Identify all lines in the listing that include the word "Variables", and copy them out.

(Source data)

* * *

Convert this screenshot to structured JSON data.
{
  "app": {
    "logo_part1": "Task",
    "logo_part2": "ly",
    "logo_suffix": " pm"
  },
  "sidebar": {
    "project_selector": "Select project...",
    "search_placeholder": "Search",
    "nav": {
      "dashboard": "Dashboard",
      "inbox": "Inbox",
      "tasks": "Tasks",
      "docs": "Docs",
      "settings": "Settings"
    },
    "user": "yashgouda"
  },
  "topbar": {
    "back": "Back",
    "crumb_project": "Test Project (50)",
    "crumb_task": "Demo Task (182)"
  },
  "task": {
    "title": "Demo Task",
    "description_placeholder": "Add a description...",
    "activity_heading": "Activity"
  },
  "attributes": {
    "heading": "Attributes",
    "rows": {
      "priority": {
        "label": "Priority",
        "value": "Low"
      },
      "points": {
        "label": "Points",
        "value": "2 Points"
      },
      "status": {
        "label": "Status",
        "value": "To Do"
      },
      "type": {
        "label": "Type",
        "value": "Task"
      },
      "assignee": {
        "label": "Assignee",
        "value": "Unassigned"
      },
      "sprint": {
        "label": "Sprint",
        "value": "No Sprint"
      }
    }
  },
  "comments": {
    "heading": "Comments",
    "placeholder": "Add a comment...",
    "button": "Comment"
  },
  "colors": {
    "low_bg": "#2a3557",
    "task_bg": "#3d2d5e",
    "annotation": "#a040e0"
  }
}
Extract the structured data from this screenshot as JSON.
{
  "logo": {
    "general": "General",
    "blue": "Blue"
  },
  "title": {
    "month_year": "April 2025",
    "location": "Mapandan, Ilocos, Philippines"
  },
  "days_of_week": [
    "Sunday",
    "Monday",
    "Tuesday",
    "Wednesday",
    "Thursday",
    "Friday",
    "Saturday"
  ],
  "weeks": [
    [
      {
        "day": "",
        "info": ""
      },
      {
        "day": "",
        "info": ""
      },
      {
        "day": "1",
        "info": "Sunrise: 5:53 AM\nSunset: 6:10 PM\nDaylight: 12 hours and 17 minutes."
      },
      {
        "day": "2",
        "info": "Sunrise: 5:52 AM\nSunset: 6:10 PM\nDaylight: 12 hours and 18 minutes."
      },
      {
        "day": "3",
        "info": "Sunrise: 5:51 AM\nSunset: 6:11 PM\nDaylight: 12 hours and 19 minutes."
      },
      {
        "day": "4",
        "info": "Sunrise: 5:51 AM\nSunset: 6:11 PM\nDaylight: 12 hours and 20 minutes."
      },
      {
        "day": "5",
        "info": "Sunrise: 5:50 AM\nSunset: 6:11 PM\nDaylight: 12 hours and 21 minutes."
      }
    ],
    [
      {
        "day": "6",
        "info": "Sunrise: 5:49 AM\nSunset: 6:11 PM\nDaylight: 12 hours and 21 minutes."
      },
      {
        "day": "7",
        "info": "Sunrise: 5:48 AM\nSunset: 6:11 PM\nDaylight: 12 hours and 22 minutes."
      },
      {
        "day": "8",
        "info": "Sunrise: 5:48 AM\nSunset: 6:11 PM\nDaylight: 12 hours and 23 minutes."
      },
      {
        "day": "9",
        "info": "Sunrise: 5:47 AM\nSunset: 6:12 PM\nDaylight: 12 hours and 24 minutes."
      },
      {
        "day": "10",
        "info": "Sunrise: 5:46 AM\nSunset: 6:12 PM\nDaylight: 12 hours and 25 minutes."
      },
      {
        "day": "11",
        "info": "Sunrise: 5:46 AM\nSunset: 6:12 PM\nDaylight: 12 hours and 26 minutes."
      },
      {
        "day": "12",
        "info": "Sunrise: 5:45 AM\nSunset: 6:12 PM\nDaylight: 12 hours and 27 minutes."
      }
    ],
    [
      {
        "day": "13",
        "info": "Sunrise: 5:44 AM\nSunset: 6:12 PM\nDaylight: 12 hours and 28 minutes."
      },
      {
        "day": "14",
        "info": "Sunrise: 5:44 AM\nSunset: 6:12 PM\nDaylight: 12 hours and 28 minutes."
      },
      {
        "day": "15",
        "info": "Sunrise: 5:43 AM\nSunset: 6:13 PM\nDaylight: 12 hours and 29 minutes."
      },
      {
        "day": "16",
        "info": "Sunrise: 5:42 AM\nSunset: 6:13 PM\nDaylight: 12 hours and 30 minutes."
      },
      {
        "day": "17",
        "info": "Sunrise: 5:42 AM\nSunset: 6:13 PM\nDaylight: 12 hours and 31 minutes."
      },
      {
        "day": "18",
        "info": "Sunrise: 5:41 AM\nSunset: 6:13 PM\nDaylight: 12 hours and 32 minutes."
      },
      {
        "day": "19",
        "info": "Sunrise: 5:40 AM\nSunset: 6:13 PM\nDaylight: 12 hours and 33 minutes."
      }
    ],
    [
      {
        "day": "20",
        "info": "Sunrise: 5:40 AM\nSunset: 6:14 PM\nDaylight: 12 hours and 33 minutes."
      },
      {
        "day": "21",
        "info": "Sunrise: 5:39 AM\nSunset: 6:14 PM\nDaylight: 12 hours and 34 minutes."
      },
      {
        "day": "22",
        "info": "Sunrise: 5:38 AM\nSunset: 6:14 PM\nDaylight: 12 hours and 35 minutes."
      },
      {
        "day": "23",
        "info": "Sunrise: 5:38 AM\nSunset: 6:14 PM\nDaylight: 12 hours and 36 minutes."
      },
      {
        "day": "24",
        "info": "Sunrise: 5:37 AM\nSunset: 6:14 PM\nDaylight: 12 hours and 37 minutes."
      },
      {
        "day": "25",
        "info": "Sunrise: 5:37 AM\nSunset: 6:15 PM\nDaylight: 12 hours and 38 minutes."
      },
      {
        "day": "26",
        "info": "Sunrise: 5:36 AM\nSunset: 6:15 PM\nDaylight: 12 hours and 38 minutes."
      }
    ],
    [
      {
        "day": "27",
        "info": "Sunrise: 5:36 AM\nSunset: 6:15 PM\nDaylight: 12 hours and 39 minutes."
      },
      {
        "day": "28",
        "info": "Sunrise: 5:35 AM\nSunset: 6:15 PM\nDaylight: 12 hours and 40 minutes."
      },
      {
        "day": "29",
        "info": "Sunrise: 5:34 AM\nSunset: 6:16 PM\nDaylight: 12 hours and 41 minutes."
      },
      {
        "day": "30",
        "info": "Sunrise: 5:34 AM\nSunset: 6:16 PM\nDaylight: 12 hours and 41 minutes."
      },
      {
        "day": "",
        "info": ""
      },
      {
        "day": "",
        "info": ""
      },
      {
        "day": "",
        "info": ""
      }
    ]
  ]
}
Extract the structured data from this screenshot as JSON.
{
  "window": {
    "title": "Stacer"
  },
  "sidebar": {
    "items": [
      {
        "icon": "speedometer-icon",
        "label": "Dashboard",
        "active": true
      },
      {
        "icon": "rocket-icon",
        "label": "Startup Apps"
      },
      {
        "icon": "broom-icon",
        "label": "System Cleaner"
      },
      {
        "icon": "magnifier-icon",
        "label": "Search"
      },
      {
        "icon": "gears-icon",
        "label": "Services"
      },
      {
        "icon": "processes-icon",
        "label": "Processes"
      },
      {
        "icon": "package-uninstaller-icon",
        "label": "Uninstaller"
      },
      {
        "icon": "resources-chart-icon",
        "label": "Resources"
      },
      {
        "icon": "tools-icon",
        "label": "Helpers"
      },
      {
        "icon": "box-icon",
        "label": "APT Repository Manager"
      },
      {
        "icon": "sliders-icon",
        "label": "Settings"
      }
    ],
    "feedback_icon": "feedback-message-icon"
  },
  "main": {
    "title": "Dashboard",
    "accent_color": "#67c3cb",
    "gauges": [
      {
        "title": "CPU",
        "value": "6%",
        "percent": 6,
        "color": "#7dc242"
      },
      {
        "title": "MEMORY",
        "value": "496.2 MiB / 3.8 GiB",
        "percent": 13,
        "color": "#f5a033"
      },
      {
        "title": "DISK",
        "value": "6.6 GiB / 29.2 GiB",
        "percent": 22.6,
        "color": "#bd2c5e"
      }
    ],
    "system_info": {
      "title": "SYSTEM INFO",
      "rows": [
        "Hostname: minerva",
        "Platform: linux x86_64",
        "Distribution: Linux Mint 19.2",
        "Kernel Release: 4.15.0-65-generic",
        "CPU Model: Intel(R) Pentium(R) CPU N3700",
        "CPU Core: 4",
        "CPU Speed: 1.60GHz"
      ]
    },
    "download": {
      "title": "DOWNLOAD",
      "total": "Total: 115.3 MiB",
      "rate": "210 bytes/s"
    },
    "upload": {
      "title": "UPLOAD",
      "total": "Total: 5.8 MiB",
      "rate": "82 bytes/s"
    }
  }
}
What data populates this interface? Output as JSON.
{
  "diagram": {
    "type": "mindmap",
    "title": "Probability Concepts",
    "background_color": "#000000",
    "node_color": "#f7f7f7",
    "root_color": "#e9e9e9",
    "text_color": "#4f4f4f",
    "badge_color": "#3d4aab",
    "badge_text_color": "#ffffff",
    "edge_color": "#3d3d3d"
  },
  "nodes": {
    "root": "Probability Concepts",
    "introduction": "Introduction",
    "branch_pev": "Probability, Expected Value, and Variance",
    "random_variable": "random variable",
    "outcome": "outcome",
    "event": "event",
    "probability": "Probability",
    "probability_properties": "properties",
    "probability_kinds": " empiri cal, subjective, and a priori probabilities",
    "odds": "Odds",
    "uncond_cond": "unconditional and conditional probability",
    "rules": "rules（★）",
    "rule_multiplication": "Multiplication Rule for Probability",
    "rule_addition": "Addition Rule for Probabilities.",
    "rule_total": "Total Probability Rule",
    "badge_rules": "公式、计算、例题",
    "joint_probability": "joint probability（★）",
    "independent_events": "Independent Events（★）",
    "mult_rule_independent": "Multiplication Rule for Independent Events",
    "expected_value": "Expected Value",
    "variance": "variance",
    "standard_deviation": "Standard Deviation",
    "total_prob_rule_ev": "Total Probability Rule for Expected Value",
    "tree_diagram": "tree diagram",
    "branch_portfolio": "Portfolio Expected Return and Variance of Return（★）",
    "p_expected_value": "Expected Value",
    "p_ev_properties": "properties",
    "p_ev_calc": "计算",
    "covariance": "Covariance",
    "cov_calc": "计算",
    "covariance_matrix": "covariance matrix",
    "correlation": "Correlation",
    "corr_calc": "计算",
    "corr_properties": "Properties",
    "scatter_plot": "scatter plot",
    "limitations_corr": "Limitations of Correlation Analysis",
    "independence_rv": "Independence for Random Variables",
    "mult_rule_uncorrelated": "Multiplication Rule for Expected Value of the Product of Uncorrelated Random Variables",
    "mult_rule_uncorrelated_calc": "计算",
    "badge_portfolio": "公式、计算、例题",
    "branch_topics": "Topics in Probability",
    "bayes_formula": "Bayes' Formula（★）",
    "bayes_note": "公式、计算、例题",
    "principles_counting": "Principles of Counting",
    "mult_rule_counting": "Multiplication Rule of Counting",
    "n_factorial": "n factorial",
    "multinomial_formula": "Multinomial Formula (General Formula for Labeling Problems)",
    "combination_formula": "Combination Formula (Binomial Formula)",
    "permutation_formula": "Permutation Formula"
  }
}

* * *

(The response)
    "independence_rv": "Independence for Random Variables",
    "mult_rule_uncorrelated": "Multiplication Rule for Expected Value of the Product of Uncorrelated Random Variables",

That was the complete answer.